Records for this exercise:

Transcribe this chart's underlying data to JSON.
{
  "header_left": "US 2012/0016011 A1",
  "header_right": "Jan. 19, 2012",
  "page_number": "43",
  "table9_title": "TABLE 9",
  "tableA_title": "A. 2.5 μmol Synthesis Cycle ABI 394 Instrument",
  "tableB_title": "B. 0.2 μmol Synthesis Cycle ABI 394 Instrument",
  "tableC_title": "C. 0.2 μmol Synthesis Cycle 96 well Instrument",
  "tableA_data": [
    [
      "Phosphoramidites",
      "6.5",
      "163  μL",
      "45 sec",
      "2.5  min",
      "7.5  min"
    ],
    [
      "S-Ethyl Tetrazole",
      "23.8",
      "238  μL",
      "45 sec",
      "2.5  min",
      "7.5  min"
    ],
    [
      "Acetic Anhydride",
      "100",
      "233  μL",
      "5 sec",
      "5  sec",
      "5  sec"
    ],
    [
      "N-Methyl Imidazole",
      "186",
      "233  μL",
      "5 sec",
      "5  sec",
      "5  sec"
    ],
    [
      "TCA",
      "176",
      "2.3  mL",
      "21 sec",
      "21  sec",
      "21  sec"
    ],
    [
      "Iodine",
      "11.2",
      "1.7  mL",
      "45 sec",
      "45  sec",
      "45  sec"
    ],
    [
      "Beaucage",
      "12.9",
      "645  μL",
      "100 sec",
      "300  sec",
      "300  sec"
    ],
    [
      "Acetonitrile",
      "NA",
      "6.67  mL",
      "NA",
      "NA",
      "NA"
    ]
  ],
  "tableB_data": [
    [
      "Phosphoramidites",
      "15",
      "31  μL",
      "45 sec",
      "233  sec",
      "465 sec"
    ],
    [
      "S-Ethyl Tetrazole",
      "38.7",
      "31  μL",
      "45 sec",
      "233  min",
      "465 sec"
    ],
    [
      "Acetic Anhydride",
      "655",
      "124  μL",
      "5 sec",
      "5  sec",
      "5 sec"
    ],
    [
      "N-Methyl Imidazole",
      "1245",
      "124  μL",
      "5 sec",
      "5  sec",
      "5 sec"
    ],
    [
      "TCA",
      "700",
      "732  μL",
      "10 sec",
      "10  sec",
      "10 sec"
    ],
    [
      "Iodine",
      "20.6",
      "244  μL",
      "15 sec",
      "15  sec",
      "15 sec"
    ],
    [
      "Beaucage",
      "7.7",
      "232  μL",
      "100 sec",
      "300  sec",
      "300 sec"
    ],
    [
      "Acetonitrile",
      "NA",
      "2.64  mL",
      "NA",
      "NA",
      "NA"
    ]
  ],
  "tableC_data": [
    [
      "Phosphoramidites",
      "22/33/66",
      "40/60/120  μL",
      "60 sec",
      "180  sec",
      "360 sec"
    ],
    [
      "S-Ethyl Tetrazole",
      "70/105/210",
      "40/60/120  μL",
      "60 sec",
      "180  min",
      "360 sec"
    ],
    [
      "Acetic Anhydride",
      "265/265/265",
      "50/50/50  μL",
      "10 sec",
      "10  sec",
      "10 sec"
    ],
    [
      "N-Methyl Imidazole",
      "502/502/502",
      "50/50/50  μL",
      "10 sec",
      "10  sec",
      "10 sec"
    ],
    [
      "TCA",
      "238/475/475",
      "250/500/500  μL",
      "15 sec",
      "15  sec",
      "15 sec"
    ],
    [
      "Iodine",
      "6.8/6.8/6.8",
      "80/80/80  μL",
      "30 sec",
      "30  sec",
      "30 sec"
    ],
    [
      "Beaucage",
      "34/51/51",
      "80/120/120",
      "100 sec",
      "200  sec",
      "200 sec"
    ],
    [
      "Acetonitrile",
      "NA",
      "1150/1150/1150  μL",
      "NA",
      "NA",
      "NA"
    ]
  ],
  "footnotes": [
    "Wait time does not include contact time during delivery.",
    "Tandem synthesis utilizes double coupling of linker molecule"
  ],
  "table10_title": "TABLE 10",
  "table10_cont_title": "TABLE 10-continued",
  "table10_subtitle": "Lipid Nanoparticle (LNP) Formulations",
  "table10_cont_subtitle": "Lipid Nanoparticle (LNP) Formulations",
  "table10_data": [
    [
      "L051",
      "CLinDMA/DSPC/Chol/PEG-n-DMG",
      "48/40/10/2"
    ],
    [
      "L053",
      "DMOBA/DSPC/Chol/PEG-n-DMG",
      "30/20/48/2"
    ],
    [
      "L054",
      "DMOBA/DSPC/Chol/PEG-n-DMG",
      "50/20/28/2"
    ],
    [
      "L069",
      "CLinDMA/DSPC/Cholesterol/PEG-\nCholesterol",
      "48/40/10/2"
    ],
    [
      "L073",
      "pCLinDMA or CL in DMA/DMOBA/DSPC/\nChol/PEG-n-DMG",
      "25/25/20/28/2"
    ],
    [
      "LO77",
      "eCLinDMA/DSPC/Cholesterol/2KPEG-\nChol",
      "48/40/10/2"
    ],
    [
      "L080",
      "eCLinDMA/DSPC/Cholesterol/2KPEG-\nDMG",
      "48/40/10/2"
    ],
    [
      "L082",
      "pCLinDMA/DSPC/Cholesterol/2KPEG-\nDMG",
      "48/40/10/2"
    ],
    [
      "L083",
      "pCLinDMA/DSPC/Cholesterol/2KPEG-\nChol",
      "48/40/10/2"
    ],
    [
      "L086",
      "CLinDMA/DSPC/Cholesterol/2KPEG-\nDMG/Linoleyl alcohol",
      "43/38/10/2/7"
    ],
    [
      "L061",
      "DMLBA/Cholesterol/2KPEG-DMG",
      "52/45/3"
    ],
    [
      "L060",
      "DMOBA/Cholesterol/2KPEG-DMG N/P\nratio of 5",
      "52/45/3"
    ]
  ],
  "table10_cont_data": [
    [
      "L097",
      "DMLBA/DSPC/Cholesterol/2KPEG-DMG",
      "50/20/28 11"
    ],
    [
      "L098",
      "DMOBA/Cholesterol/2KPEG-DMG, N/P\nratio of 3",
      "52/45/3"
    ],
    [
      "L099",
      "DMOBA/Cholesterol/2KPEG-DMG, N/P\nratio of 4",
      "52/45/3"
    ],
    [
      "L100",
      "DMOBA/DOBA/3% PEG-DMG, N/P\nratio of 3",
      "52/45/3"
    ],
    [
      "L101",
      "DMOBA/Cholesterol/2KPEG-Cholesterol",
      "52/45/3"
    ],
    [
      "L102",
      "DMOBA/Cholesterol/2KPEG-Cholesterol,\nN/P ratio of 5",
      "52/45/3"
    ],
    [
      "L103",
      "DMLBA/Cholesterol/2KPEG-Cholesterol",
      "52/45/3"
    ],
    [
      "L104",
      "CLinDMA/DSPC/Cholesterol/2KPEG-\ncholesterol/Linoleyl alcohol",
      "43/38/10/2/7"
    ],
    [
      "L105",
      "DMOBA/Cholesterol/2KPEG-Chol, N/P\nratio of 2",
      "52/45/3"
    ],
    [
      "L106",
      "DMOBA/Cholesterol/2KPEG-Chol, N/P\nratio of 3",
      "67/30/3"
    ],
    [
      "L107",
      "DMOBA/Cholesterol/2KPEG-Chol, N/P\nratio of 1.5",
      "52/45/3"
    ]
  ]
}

Given instruction: Return the full listing, character for character.

Result below:
Transcribe this chart's underlying data to JSON.
{
  "header_left": "US 2012/0016011 A1",
  "header_right": "Jan. 19, 2012",
  "page_number": "43",
  "table9_title": "TABLE 9",
  "tableA_title": "A. 2.5 μmol Synthesis Cycle ABI 394 Instrument",
  "tableB_title": "B. 0.2 μmol Synthesis Cycle ABI 394 Instrument",
  "tableC_title": "C. 0.2 μmol Synthesis Cycle 96 well Instrument",
  "tableA_data": [
    [
      "Phosphoramidites",
      "6.5",
      "163  μL",
      "45 sec",
      "2.5  min",
      "7.5  min"
    ],
    [
      "S-Ethyl Tetrazole",
      "23.8",
      "238  μL",
      "45 sec",
      "2.5  min",
      "7.5  min"
    ],
    [
      "Acetic Anhydride",
      "100",
      "233  μL",
      "5 sec",
      "5  sec",
      "5  sec"
    ],
    [
      "N-Methyl Imidazole",
      "186",
      "233  μL",
      "5 sec",
      "5  sec",
      "5  sec"
    ],
    [
      "TCA",
      "176",
      "2.3  mL",
      "21 sec",
      "21  sec",
      "21  sec"
    ],
    [
      "Iodine",
      "11.2",
      "1.7  mL",
      "45 sec",
      "45  sec",
      "45  sec"
    ],
    [
      "Beaucage",
      "12.9",
      "645  μL",
      "100 sec",
      "300  sec",
      "300  sec"
    ],
    [
      "Acetonitrile",
      "NA",
      "6.67  mL",
      "NA",
      "NA",
      "NA"
    ]
  ],
  "tableB_data": [
    [
      "Phosphoramidites",
      "15",
      "31  μL",
      "45 sec",
      "233  sec",
      "465 sec"
    ],
    [
      "S-Ethyl Tetrazole",
      "38.7",
      "31  μL",
      "45 sec",
      "233  min",
      "465 sec"
    ],
    [
      "Acetic Anhydride",
      "655",
      "124  μL",
      "5 sec",
      "5  sec",
      "5 sec"
    ],
    [
      "N-Methyl Imidazole",
      "1245",
      "124  μL",
      "5 sec",
      "5  sec",
      "5 sec"
    ],
    [
      "TCA",
      "700",
      "732  μL",
      "10 sec",
      "10  sec",
      "10 sec"
    ],
    [
      "Iodine",
      "20.6",
      "244  μL",
      "15 sec",
      "15  sec",
      "15 sec"
    ],
    [
      "Beaucage",
      "7.7",
      "232  μL",
      "100 sec",
      "300  sec",
      "300 sec"
    ],
    [
      "Acetonitrile",
      "NA",
      "2.64  mL",
      "NA",
      "NA",
      "NA"
    ]
  ],
  "tableC_data": [
    [
      "Phosphoramidites",
      "22/33/66",
      "40/60/120  μL",
      "60 sec",
      "180  sec",
      "360 sec"
    ],
    [
      "S-Ethyl Tetrazole",
      "70/105/210",
      "40/60/120  μL",
      "60 sec",
      "180  min",
      "360 sec"
    ],
    [
      "Acetic Anhydride",
      "265/265/265",
      "50/50/50  μL",
      "10 sec",
      "10  sec",
      "10 sec"
    ],
    [
      "N-Methyl Imidazole",
      "502/502/502",
      "50/50/50  μL",
      "10 sec",
      "10  sec",
      "10 sec"
    ],
    [
      "TCA",
      "238/475/475",
      "250/500/500  μL",
      "15 sec",
      "15  sec",
      "15 sec"
    ],
    [
      "Iodine",
      "6.8/6.8/6.8",
      "80/80/80  μL",
      "30 sec",
      "30  sec",
      "30 sec"
    ],
    [
      "Beaucage",
      "34/51/51",
      "80/120/120",
      "100 sec",
      "200  sec",
      "200 sec"
    ],
    [
      "Acetonitrile",
      "NA",
      "1150/1150/1150  μL",
      "NA",
      "NA",
      "NA"
    ]
  ],
  "footnotes": [
    "Wait time does not include contact time during delivery.",
    "Tandem synthesis utilizes double coupling of linker molecule"
  ],
  "table10_title": "TABLE 10",
  "table10_cont_title": "TABLE 10-continued",
  "table10_subtitle": "Lipid Nanoparticle (LNP) Formulations",
  "table10_cont_subtitle": "Lipid Nanoparticle (LNP) Formulations",
  "table10_data": [
    [
      "L051",
      "CLinDMA/DSPC/Chol/PEG-n-DMG",
      "48/40/10/2"
    ],
    [
      "L053",
      "DMOBA/DSPC/Chol/PEG-n-DMG",
      "30/20/48/2"
    ],
    [
      "L054",
      "DMOBA/DSPC/Chol/PEG-n-DMG",
      "50/20/28/2"
    ],
    [
      "L069",
      "CLinDMA/DSPC/Cholesterol/PEG-\nCholesterol",
      "48/40/10/2"
    ],
    [
      "L073",
      "pCLinDMA or CL in DMA/DMOBA/DSPC/\nChol/PEG-n-DMG",
      "25/25/20/28/2"
    ],
    [
      "LO77",
      "eCLinDMA/DSPC/Cholesterol/2KPEG-\nChol",
      "48/40/10/2"
    ],
    [
      "L080",
      "eCLinDMA/DSPC/Cholesterol/2KPEG-\nDMG",
      "48/40/10/2"
    ],
    [
      "L082",
      "pCLinDMA/DSPC/Cholesterol/2KPEG-\nDMG",
      "48/40/10/2"
    ],
    [
      "L083",
      "pCLinDMA/DSPC/Cholesterol/2KPEG-\nChol",
      "48/40/10/2"
    ],
    [
      "L086",
      "CLinDMA/DSPC/Cholesterol/2KPEG-\nDMG/Linoleyl alcohol",
      "43/38/10/2/7"
    ],
    [
      "L061",
      "DMLBA/Cholesterol/2KPEG-DMG",
      "52/45/3"
    ],
    [
      "L060",
      "DMOBA/Cholesterol/2KPEG-DMG N/P\nratio of 5",
      "52/45/3"
    ]
  ],
  "table10_cont_data": [
    [
      "L097",
      "DMLBA/DSPC/Cholesterol/2KPEG-DMG",
      "50/20/28 11"
    ],
    [
      "L098",
      "DMOBA/Cholesterol/2KPEG-DMG, N/P\nratio of 3",
      "52/45/3"
    ],
    [
      "L099",
      "DMOBA/Cholesterol/2KPEG-DMG, N/P\nratio of 4",
      "52/45/3"
    ],
    [
      "L100",
      "DMOBA/DOBA/3% PEG-DMG, N/P\nratio of 3",
      "52/45/3"
    ],
    [
      "L101",
      "DMOBA/Cholesterol/2KPEG-Cholesterol",
      "52/45/3"
    ],
    [
      "L102",
      "DMOBA/Cholesterol/2KPEG-Cholesterol,\nN/P ratio of 5",
      "52/45/3"
    ],
    [
      "L103",
      "DMLBA/Cholesterol/2KPEG-Cholesterol",
      "52/45/3"
    ],
    [
      "L104",
      "CLinDMA/DSPC/Cholesterol/2KPEG-\ncholesterol/Linoleyl alcohol",
      "43/38/10/2/7"
    ],
    [
      "L105",
      "DMOBA/Cholesterol/2KPEG-Chol, N/P\nratio of 2",
      "52/45/3"
    ],
    [
      "L106",
      "DMOBA/Cholesterol/2KPEG-Chol, N/P\nratio of 3",
      "67/30/3"
    ],
    [
      "L107",
      "DMOBA/Cholesterol/2KPEG-Chol, N/P\nratio of 1.5",
      "52/45/3"
    ]
  ]
}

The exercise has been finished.